TASK REQUIREMENTS: Copy out each line of the listing that has the word "Support" in it.

DATA SUPPLIED:
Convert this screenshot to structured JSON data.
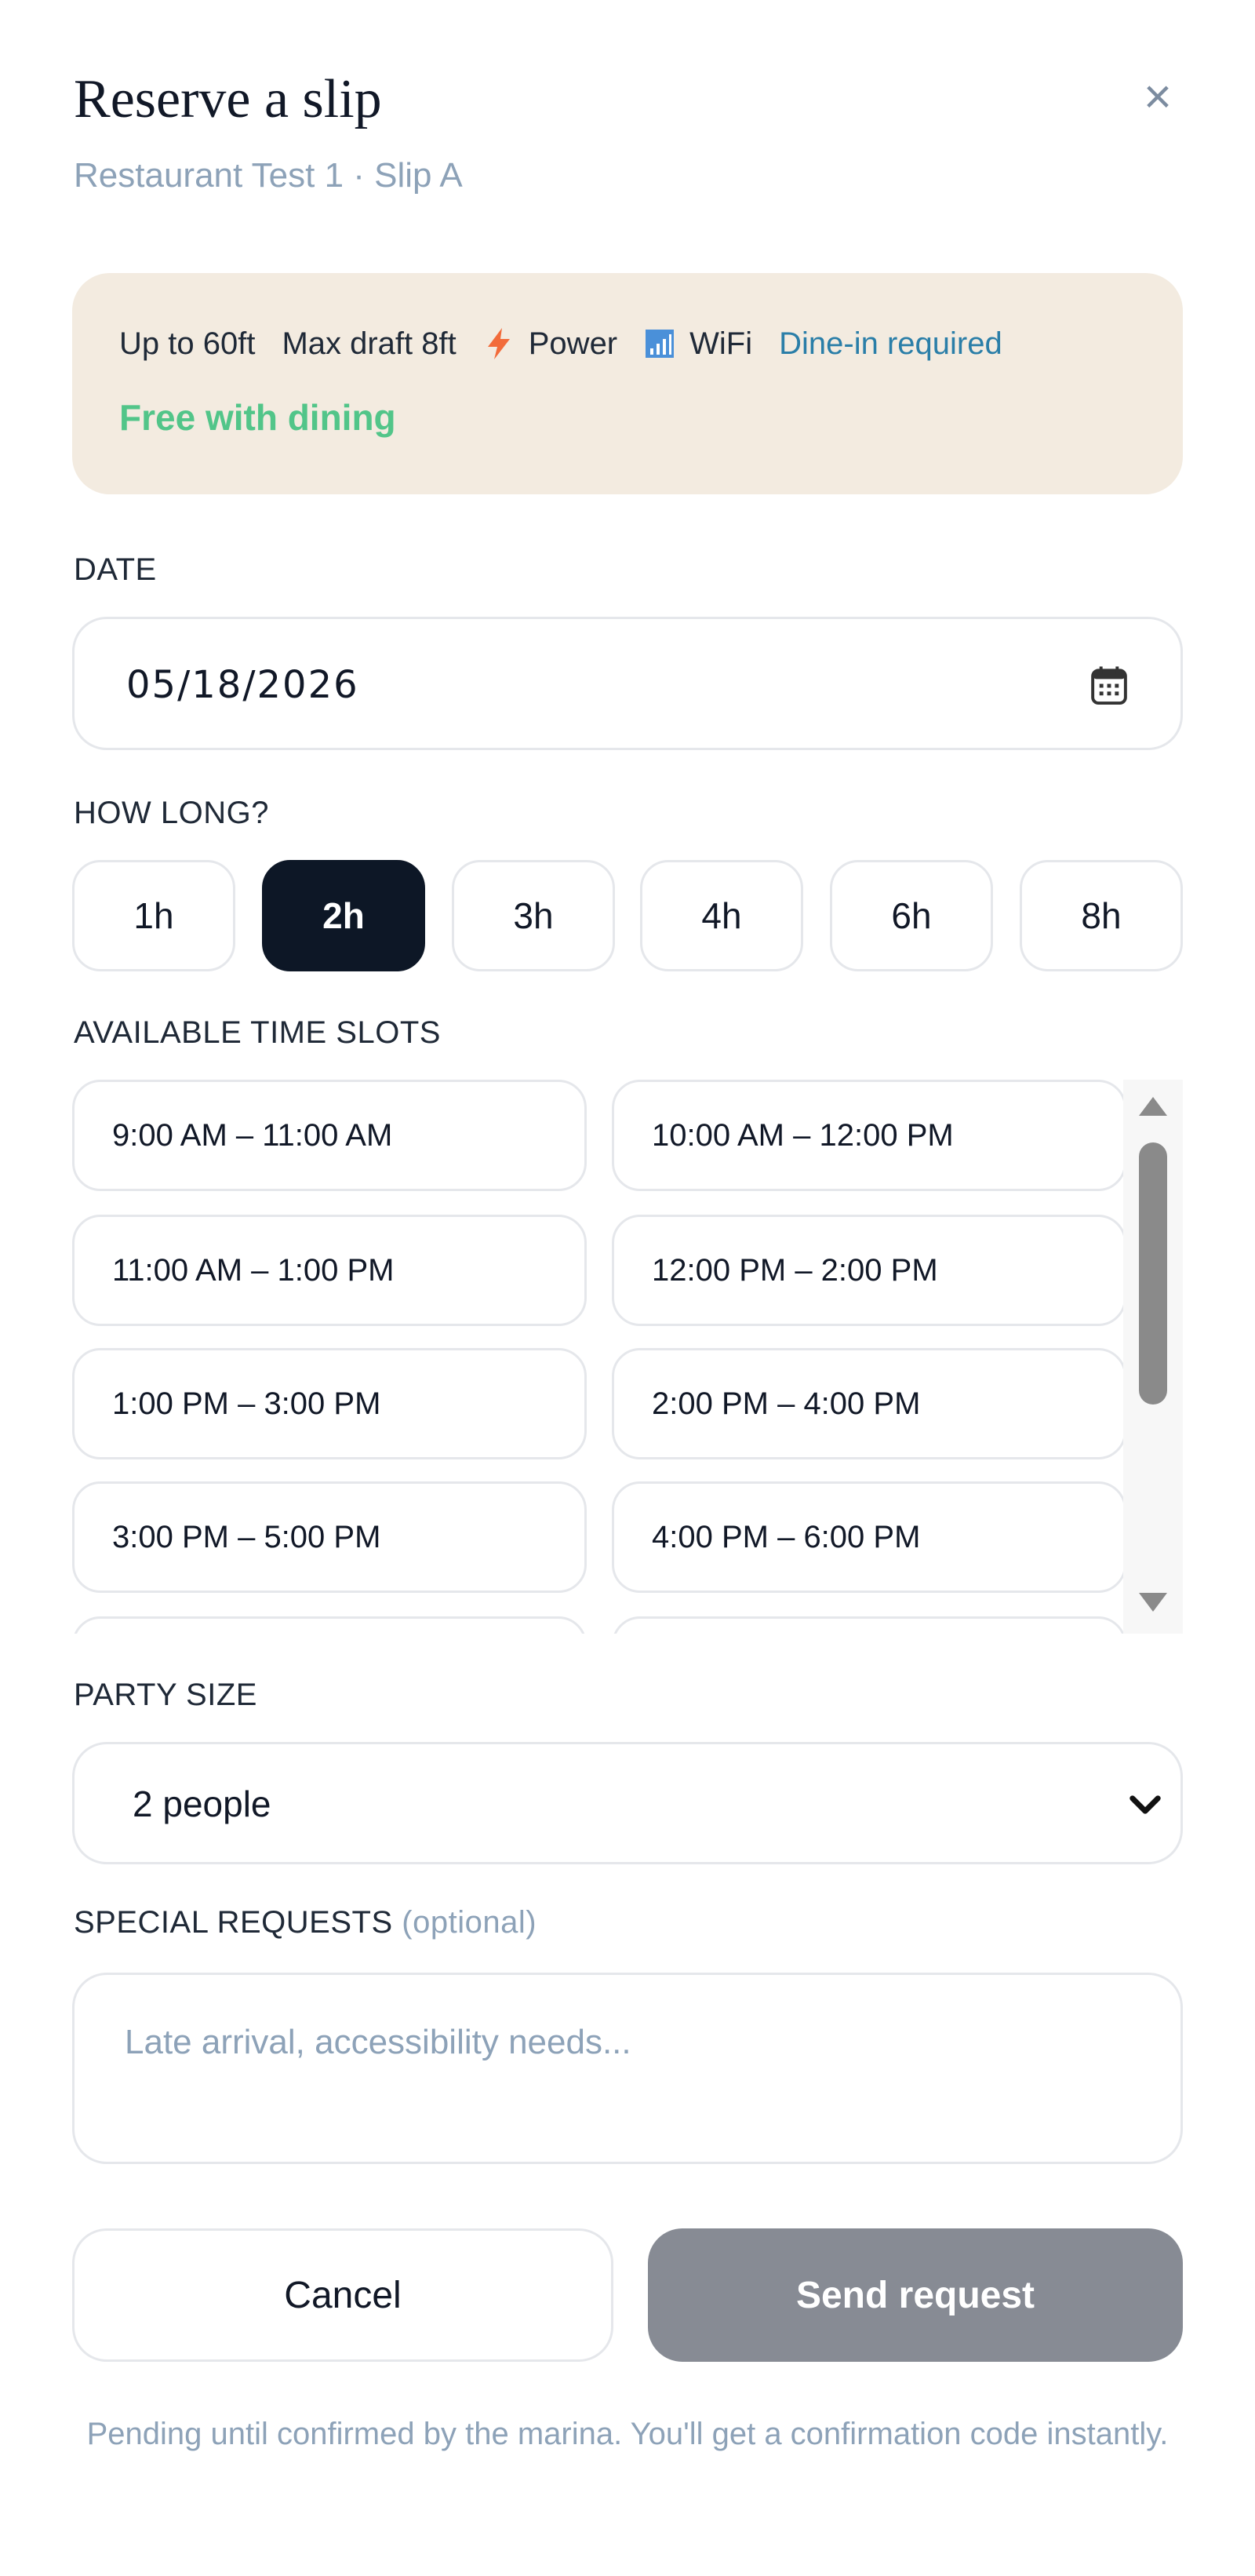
{
  "header": {
    "title": "Reserve a slip",
    "subtitle": "Restaurant Test 1 · Slip A",
    "close_label": "×"
  },
  "slip_info": {
    "length": "Up to 60ft",
    "draft": "Max draft 8ft",
    "power": "Power",
    "wifi": "WiFi",
    "dine_in": "Dine-in required",
    "price_note": "Free with dining",
    "icons": [
      "lightning-icon",
      "wifi-signal-icon"
    ]
  },
  "date": {
    "label": "DATE",
    "value": "05/18/2026",
    "icon": "calendar-icon"
  },
  "duration": {
    "label": "HOW LONG?",
    "options": [
      "1h",
      "2h",
      "3h",
      "4h",
      "6h",
      "8h"
    ],
    "selected": "2h"
  },
  "time_slots": {
    "label": "AVAILABLE TIME SLOTS",
    "slots": [
      "9:00 AM – 11:00 AM",
      "10:00 AM – 12:00 PM",
      "11:00 AM – 1:00 PM",
      "12:00 PM – 2:00 PM",
      "1:00 PM – 3:00 PM",
      "2:00 PM – 4:00 PM",
      "3:00 PM – 5:00 PM",
      "4:00 PM – 6:00 PM"
    ]
  },
  "party_size": {
    "label": "PARTY SIZE",
    "value": "2 people"
  },
  "special_requests": {
    "label": "SPECIAL REQUESTS",
    "optional": "(optional)",
    "placeholder": "Late arrival, accessibility needs..."
  },
  "actions": {
    "cancel": "Cancel",
    "submit": "Send request"
  },
  "footnote": "Pending until confirmed by the marina. You'll get a confirmation code instantly.",
  "colors": {
    "accent_dark": "#0d1726",
    "muted_text": "#8da2b8",
    "success": "#52c589",
    "card_bg": "#f3ebe0",
    "link": "#2a7ea8",
    "disabled_button": "#878b94"
  }
}
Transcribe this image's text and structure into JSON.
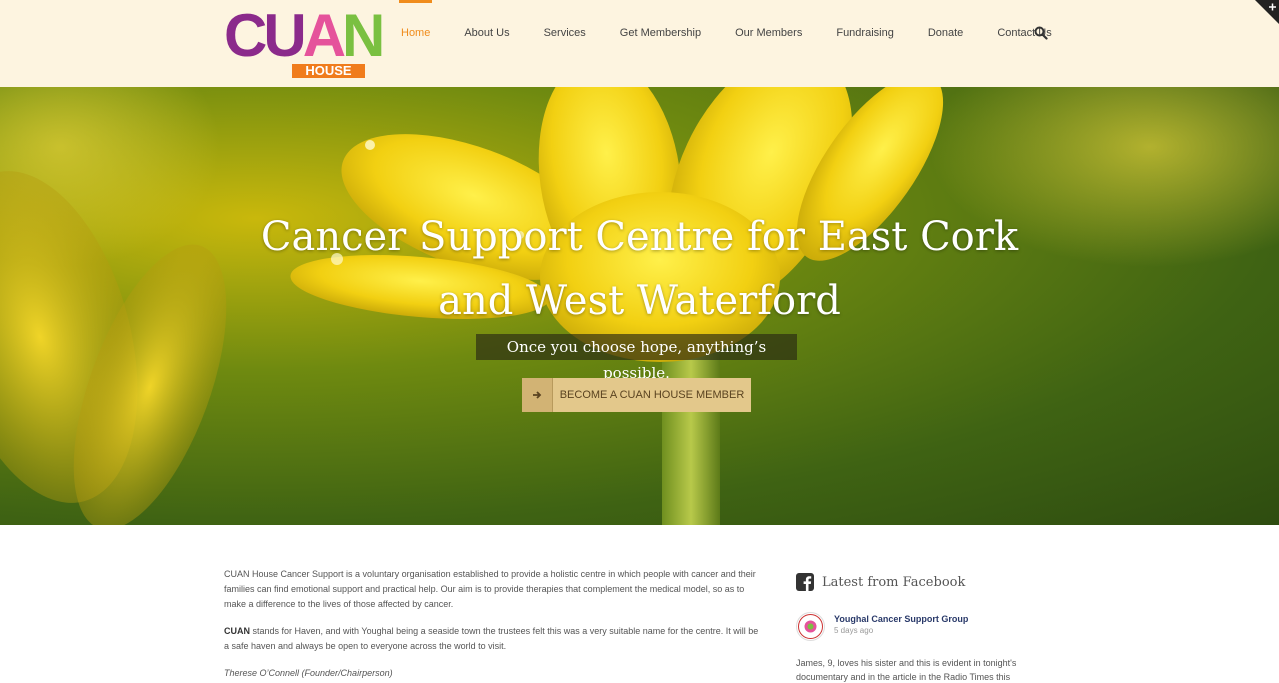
{
  "logo": {
    "word": [
      "C",
      "U",
      "A",
      "N"
    ],
    "sub": "HOUSE",
    "letter_colors": [
      "#8b2a8b",
      "#8b2a8b",
      "#e5539b",
      "#7ac041"
    ]
  },
  "nav": {
    "items": [
      {
        "label": "Home"
      },
      {
        "label": "About Us"
      },
      {
        "label": "Services"
      },
      {
        "label": "Get Membership"
      },
      {
        "label": "Our Members"
      },
      {
        "label": "Fundraising"
      },
      {
        "label": "Donate"
      },
      {
        "label": "Contact Us"
      }
    ],
    "active_index": 0,
    "accent_color": "#f08c1c",
    "search_icon": "search-icon"
  },
  "hero": {
    "title_line1": "Cancer Support Centre for East Cork",
    "title_line2": "and West Waterford",
    "subtitle": "Once you choose hope, anything’s possible.",
    "cta_label": "BECOME A CUAN HOUSE MEMBER",
    "cta_icon": "arrow-right-icon"
  },
  "intro": {
    "p1": "CUAN House Cancer Support is a voluntary organisation established to provide a holistic centre in which people with cancer and their families can find emotional support and practical help.  Our aim is to provide therapies that complement the medical model, so as to make a difference to the lives of those affected by cancer.",
    "p2_bold": "CUAN",
    "p2_rest": "  stands for Haven, and with Youghal being a seaside town the trustees felt this was a very suitable name for the centre. It will be a safe haven and always be open to everyone across the world to visit.",
    "signature": "Therese O’Connell (Founder/Chairperson)"
  },
  "facebook": {
    "heading": "Latest from Facebook",
    "page_name": "Youghal Cancer Support Group",
    "post_date": "5 days ago",
    "post_text": "James, 9, loves his sister and this is evident in tonight's documentary and in the article in the Radio Times this"
  }
}
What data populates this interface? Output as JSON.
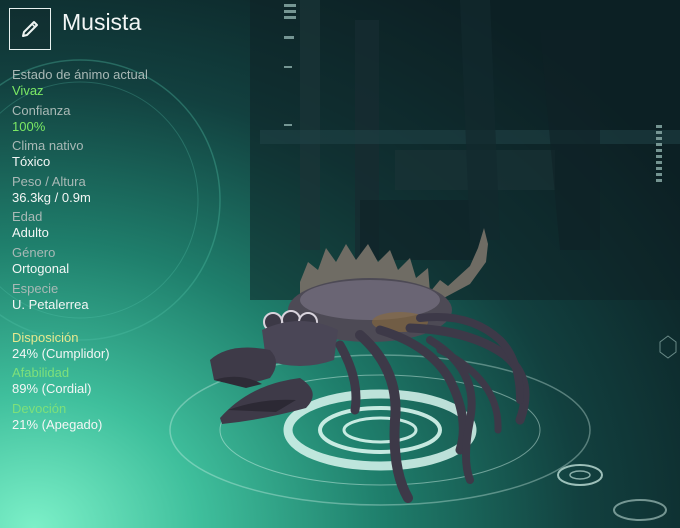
{
  "creature": {
    "name": "Musista"
  },
  "stats": [
    {
      "label": "Estado de ánimo actual",
      "value": "Vivaz"
    },
    {
      "label": "Confianza",
      "value": "100%"
    },
    {
      "label": "Clima nativo",
      "value": "Tóxico"
    },
    {
      "label": "Peso / Altura",
      "value": "36.3kg / 0.9m"
    },
    {
      "label": "Edad",
      "value": "Adulto"
    },
    {
      "label": "Género",
      "value": "Ortogonal"
    },
    {
      "label": "Especie",
      "value": "U. Petalerrea"
    }
  ],
  "traits": [
    {
      "label": "Disposición",
      "value": "24% (Cumplidor)"
    },
    {
      "label": "Afabilidad",
      "value": "89% (Cordial)"
    },
    {
      "label": "Devoción",
      "value": "21% (Apegado)"
    }
  ],
  "icons": {
    "rename": "pencil-icon"
  },
  "colors": {
    "highlight_value": "#7be864",
    "disposition_label": "#e6e88f",
    "trait_label": "#7ee07a"
  }
}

SOLUTION TO THIS PROBLEM:
    "title_line1": "Cancer Support Centre for East Cork",
    "p1": "CUAN House Cancer Support is a voluntary organisation established to provide a holistic centre in which people with cancer and their families can find emotional support and practical help.  Our aim is to provide therapies that complement the medical model, so as to make a difference to the lives of those affected by cancer.",
    "page_name": "Youghal Cancer Support Group",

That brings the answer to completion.